## EXERCISE
Return the lines below verbatim, starting with the line that contains "Find all labels, buttons, inputs, and" and stopping after the line that contains "floor-slabs <box>210 124 459 420</box>".
——————————
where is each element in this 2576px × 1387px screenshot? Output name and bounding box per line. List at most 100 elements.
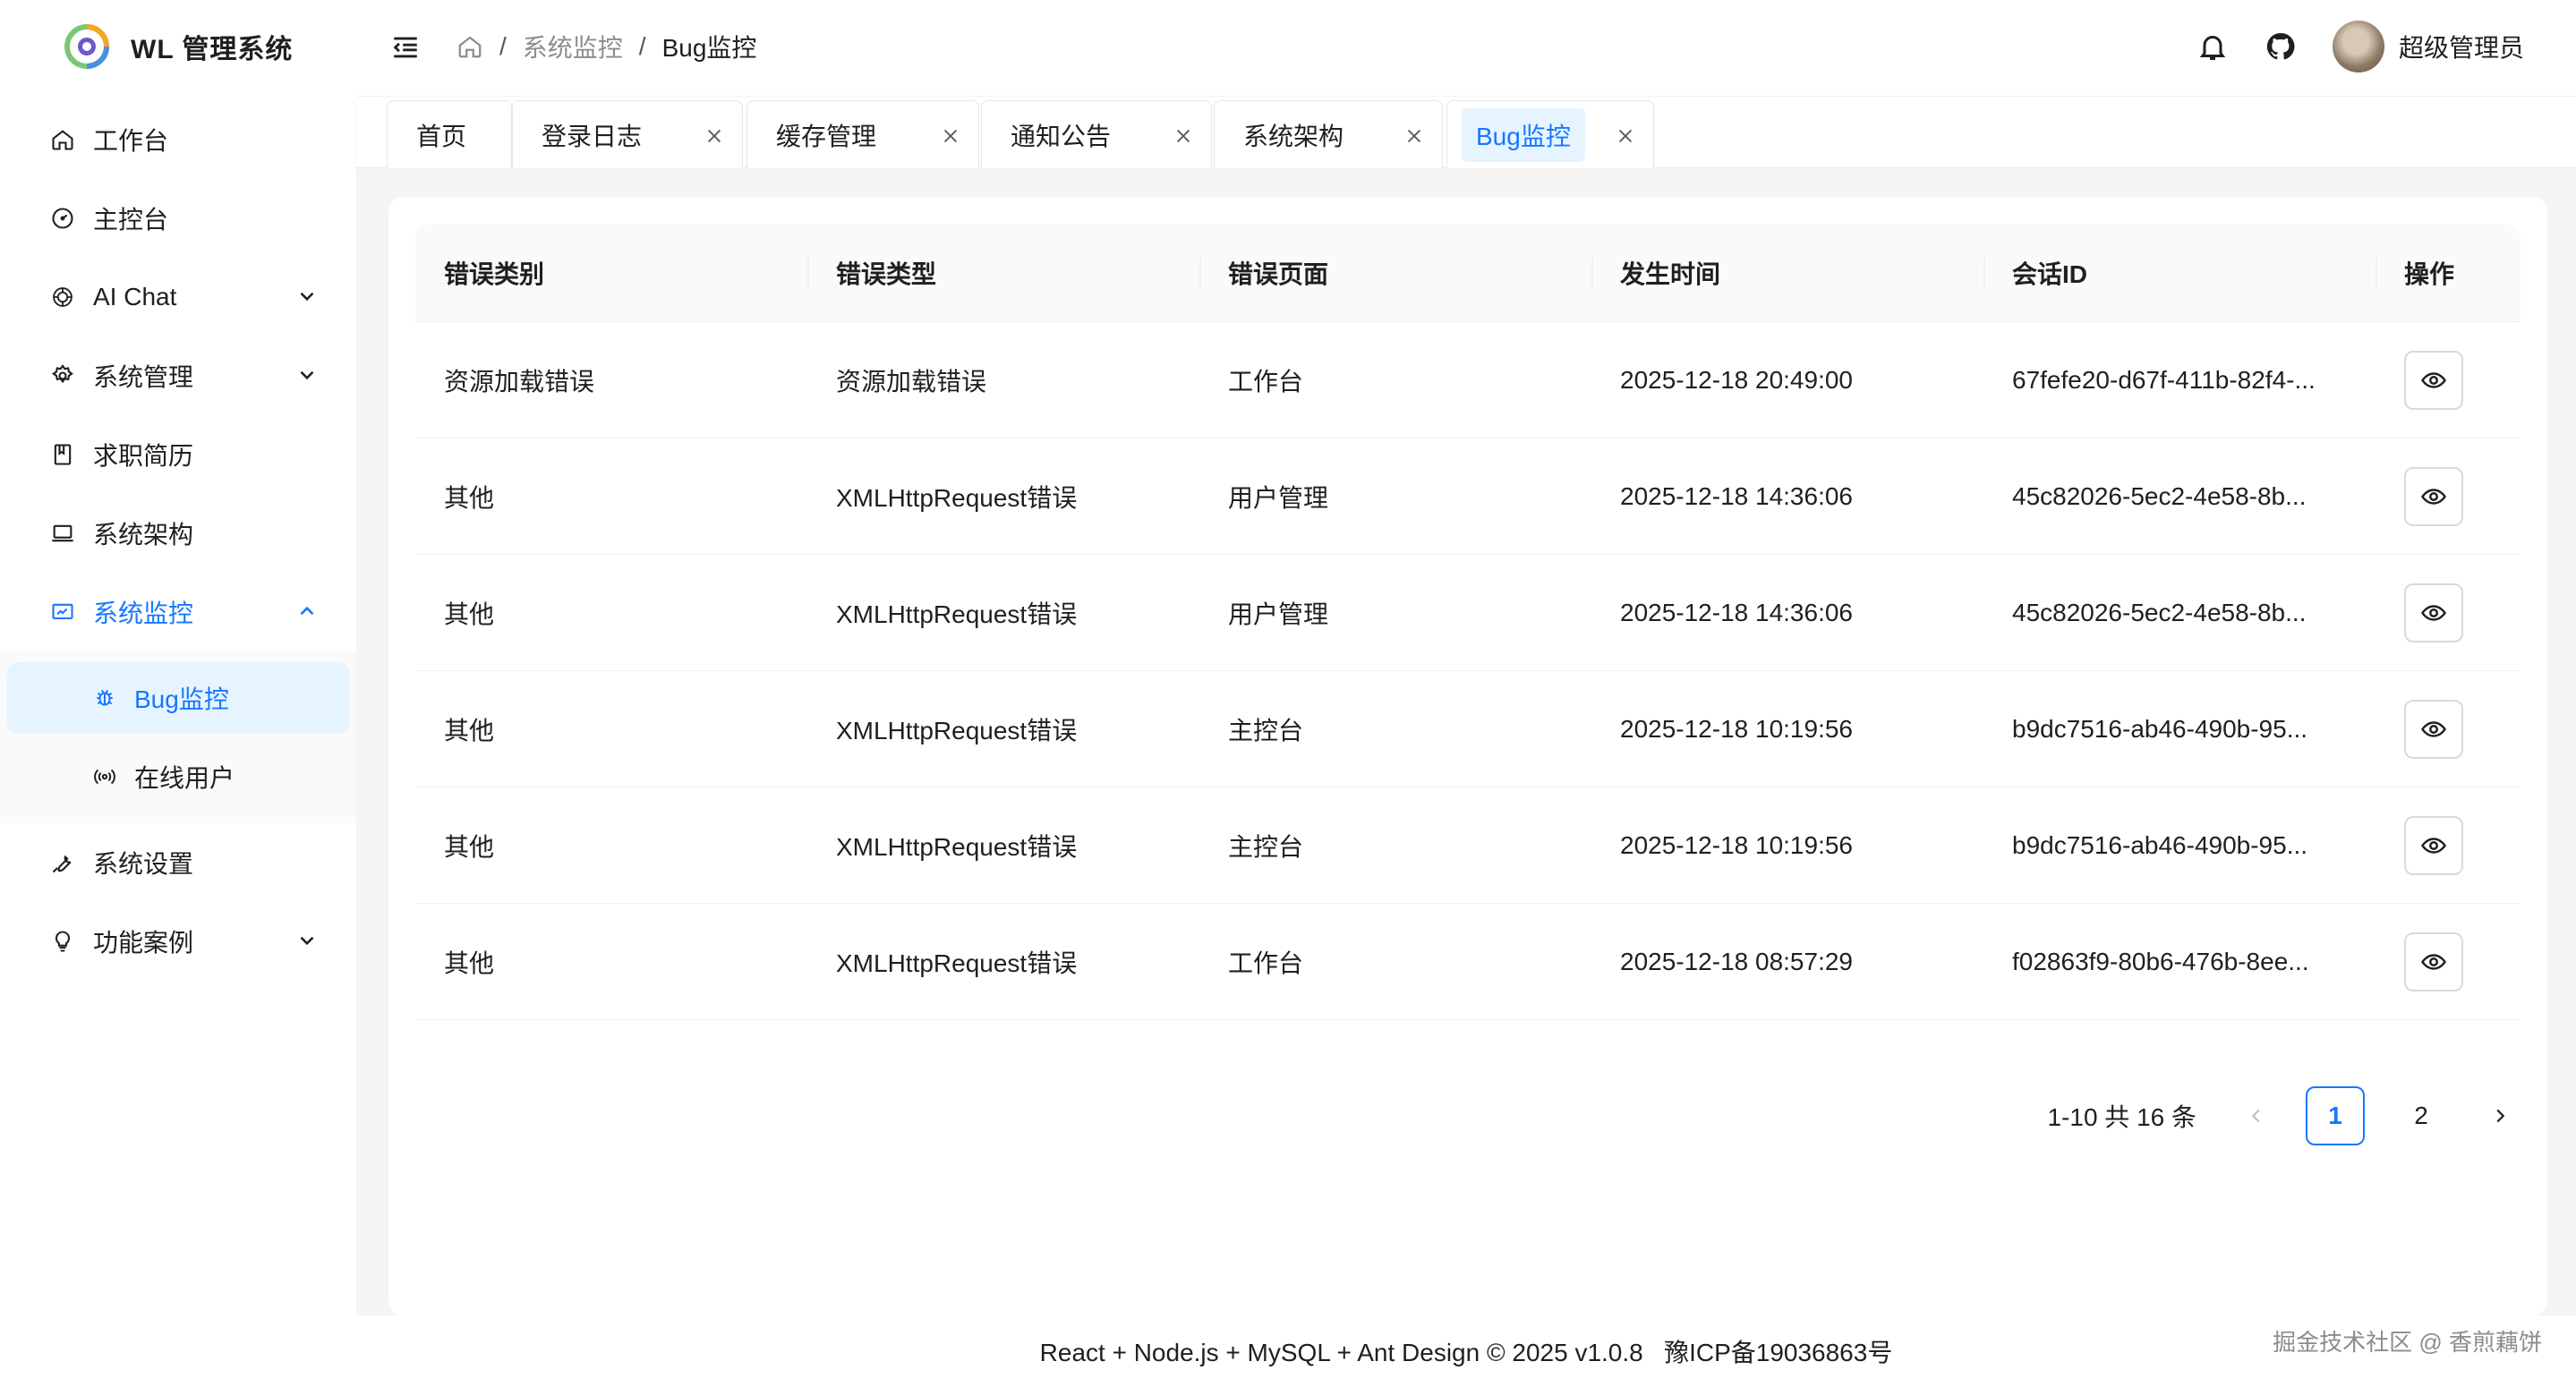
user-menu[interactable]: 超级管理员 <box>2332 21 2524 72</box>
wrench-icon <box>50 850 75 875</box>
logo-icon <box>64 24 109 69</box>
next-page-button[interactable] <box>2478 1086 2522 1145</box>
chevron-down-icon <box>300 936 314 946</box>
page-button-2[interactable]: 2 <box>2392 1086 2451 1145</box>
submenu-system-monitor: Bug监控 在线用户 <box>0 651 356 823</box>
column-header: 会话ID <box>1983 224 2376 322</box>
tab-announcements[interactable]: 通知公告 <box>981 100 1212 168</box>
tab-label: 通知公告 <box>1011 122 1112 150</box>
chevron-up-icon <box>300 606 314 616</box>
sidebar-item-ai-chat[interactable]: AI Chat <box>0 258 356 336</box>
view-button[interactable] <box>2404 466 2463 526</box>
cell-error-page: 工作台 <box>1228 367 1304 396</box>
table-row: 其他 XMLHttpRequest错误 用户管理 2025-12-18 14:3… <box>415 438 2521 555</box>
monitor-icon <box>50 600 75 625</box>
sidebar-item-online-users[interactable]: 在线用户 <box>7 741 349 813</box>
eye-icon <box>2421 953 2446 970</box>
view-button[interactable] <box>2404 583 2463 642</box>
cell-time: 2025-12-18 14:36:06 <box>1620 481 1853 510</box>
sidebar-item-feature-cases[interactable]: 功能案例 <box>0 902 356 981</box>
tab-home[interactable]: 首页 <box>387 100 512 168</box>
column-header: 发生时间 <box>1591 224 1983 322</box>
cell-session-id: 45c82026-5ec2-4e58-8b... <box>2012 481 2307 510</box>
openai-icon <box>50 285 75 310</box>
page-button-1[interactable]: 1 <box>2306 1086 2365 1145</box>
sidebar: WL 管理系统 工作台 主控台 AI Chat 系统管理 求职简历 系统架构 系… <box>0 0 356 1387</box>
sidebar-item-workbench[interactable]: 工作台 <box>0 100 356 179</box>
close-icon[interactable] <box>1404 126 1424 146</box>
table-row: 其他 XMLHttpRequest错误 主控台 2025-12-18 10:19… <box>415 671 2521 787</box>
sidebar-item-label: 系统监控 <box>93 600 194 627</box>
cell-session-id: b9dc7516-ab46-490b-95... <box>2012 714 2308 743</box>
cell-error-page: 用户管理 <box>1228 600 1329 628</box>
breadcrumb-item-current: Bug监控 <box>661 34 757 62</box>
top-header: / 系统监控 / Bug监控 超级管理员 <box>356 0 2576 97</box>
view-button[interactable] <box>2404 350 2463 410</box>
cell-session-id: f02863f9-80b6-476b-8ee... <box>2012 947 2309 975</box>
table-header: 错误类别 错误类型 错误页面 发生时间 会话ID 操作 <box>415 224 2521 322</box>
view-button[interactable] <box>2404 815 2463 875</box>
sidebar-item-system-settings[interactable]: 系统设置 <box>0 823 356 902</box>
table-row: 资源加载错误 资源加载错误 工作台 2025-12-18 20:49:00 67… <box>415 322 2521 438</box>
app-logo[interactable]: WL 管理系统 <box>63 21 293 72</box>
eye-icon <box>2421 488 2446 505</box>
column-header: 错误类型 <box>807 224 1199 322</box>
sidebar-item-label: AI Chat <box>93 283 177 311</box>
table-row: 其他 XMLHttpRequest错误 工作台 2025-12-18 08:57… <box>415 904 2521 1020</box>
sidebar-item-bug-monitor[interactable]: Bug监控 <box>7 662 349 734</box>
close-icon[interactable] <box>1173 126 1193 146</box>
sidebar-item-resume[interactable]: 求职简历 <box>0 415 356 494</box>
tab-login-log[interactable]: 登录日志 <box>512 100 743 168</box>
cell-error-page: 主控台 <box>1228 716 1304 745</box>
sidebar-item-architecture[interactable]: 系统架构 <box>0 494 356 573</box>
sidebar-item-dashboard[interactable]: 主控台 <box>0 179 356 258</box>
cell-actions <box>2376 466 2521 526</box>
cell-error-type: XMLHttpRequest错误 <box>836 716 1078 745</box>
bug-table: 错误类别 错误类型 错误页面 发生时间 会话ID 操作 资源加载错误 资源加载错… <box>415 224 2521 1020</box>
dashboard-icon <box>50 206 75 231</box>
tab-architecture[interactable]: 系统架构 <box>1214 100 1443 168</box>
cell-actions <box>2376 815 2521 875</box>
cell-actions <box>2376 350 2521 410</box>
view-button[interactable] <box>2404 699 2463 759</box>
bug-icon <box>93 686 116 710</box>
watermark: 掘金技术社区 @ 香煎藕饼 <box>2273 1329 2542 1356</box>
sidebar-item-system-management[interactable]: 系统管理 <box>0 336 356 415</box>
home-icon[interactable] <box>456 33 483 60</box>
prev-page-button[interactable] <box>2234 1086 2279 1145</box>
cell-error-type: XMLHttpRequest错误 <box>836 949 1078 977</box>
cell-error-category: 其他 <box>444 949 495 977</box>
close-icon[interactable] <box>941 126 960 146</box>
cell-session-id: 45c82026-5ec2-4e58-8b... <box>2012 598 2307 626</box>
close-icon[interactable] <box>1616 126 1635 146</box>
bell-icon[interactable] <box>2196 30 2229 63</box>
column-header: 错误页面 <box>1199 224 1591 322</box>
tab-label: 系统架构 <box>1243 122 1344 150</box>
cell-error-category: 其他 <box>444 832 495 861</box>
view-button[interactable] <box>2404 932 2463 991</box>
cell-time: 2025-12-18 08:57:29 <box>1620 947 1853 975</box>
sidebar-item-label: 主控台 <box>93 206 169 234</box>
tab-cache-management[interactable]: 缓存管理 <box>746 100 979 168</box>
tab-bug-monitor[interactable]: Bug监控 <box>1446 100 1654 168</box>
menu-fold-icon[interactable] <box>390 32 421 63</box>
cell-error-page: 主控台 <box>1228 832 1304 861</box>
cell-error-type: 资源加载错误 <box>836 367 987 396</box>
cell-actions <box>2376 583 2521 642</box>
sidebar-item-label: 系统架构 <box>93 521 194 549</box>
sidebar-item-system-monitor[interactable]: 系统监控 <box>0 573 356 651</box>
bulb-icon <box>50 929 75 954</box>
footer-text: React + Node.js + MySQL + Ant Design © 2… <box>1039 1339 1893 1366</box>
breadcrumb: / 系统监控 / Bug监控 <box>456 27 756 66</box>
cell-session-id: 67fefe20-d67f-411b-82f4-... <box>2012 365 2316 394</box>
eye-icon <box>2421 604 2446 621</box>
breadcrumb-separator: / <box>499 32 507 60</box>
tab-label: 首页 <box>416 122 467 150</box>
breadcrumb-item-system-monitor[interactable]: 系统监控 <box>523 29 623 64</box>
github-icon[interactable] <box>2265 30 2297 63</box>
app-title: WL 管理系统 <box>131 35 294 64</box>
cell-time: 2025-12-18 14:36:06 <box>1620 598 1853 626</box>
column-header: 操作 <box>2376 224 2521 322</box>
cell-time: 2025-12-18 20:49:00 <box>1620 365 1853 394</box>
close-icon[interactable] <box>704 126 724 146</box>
——————————
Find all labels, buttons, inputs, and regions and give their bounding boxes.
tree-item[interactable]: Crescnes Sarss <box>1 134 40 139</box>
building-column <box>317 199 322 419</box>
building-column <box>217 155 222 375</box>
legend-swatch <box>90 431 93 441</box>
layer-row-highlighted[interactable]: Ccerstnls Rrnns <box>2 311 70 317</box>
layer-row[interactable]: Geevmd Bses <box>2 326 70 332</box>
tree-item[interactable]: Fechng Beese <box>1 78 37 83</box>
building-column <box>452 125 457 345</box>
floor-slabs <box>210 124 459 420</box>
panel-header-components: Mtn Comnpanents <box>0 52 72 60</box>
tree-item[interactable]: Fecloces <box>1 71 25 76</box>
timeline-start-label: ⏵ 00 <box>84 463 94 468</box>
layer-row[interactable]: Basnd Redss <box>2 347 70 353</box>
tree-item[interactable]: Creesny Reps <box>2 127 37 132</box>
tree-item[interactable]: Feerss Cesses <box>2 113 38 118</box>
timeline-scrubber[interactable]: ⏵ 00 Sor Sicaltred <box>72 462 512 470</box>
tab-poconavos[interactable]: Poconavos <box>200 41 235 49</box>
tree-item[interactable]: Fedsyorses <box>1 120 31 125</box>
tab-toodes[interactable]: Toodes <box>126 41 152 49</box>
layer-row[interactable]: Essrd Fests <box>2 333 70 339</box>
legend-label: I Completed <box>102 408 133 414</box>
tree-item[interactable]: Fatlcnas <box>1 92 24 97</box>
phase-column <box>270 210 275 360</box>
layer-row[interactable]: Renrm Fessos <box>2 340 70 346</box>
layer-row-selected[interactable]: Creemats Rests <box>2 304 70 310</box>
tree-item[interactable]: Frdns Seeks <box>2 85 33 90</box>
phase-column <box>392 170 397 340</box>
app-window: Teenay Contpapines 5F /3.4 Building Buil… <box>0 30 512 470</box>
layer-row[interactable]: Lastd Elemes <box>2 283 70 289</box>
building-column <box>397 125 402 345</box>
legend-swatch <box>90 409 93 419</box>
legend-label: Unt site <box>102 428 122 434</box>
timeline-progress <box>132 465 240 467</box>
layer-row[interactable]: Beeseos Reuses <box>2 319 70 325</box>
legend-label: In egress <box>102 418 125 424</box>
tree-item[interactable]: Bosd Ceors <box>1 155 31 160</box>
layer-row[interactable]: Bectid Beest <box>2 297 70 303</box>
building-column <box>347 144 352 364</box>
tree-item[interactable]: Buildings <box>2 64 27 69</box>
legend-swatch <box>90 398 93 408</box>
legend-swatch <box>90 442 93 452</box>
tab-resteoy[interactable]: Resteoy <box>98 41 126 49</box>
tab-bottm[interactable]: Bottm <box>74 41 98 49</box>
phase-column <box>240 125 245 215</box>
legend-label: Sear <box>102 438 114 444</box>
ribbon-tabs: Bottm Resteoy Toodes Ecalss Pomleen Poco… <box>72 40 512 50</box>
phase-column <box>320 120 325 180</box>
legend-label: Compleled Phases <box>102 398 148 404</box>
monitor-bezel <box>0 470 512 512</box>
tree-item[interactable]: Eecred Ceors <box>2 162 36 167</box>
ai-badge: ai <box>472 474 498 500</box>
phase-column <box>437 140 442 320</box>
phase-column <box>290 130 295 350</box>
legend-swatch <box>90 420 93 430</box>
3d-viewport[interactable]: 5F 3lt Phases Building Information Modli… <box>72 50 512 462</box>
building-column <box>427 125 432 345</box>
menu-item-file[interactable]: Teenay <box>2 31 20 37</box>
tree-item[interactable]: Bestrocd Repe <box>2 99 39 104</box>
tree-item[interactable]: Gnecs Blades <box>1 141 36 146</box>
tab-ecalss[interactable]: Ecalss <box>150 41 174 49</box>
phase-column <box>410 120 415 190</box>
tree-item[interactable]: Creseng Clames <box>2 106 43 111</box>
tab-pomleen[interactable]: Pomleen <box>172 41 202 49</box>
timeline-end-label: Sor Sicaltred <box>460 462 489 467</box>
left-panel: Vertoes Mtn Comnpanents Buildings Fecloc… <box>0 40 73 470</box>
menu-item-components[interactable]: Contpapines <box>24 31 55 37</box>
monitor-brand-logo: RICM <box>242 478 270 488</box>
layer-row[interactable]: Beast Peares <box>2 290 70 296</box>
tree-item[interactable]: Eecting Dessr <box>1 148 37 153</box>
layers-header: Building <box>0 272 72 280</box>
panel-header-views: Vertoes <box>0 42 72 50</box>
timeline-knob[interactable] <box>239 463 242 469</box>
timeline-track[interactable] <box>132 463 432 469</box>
——————————
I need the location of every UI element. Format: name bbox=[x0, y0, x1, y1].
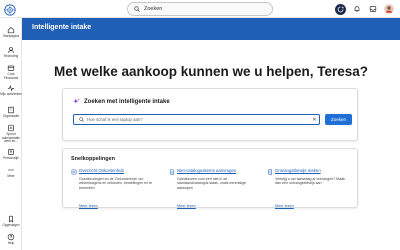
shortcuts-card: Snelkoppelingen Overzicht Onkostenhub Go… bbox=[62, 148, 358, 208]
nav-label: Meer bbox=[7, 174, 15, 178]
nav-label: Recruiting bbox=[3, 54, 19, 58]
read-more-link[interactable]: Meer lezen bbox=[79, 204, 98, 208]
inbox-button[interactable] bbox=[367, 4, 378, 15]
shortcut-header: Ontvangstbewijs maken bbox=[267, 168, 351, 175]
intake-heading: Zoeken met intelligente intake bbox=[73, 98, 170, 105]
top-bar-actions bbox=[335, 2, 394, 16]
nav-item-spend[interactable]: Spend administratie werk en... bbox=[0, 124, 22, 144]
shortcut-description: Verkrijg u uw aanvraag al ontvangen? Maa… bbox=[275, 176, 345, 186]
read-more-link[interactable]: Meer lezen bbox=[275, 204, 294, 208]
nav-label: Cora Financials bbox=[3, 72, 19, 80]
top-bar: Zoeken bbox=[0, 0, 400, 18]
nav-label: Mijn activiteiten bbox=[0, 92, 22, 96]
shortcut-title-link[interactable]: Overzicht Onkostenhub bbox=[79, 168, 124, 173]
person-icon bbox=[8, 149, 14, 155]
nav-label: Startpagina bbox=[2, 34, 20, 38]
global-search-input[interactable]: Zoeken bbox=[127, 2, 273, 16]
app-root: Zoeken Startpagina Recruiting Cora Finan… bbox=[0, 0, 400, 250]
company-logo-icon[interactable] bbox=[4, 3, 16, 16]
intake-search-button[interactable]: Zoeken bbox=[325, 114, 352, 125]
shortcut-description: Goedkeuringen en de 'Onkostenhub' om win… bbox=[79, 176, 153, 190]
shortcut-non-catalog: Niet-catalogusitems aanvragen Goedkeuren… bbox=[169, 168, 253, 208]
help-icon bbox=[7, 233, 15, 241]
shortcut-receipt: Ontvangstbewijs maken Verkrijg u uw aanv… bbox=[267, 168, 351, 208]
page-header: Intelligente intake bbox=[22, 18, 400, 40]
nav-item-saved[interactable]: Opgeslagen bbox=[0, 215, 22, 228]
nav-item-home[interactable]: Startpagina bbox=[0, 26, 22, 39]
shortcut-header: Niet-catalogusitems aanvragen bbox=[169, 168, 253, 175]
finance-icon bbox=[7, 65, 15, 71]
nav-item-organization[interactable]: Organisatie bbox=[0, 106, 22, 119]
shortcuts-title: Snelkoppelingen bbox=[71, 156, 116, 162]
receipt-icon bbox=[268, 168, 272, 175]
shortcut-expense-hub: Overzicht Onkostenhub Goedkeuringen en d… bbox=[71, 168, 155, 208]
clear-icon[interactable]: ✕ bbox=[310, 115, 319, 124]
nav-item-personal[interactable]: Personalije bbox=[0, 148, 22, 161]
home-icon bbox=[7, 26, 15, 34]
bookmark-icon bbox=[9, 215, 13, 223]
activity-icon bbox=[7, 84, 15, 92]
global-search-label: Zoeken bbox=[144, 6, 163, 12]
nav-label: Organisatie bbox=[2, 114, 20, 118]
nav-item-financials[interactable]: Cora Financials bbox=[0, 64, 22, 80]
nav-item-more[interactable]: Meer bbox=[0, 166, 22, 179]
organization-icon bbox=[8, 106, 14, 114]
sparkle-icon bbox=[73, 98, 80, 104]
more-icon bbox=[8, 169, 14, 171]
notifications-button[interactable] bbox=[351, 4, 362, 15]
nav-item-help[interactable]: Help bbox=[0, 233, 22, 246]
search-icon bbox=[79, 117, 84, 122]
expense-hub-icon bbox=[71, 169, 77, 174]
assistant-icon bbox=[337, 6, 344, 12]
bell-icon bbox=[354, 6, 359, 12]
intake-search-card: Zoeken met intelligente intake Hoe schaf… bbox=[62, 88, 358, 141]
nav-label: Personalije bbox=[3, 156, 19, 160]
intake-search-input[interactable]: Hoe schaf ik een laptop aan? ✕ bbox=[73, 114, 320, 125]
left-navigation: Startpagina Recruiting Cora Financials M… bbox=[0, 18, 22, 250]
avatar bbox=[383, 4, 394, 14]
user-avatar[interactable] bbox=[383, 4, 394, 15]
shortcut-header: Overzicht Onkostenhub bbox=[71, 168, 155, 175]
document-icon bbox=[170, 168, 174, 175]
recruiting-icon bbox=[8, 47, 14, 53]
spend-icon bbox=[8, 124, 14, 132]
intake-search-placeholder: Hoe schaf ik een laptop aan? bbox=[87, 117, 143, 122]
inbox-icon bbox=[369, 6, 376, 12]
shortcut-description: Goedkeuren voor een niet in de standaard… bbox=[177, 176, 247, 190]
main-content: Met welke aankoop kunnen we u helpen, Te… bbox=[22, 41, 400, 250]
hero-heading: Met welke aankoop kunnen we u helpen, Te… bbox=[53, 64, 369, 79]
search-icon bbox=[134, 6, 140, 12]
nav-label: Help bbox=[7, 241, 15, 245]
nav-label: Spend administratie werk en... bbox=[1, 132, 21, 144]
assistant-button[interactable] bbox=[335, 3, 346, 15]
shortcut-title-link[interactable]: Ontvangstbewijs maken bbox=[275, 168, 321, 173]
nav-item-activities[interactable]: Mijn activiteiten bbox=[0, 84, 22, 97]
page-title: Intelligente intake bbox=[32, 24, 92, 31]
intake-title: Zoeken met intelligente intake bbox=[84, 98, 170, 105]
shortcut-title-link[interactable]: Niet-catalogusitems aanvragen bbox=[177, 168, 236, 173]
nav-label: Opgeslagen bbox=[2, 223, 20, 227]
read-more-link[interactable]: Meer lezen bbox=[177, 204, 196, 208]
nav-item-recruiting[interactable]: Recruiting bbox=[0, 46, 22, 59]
——————————
## ANSWER TO THIS EXERCISE
Find all labels, buttons, inputs, and regions and give their bounding boxes.
tree-item[interactable]: Crescnes Sarss <box>1 134 40 139</box>
building-column <box>317 199 322 419</box>
building-column <box>217 155 222 375</box>
legend-swatch <box>90 431 93 441</box>
layer-row-highlighted[interactable]: Ccerstnls Rrnns <box>2 311 70 317</box>
layer-row[interactable]: Geevmd Bses <box>2 326 70 332</box>
tree-item[interactable]: Fechng Beese <box>1 78 37 83</box>
building-column <box>452 125 457 345</box>
floor-slabs <box>210 124 459 420</box>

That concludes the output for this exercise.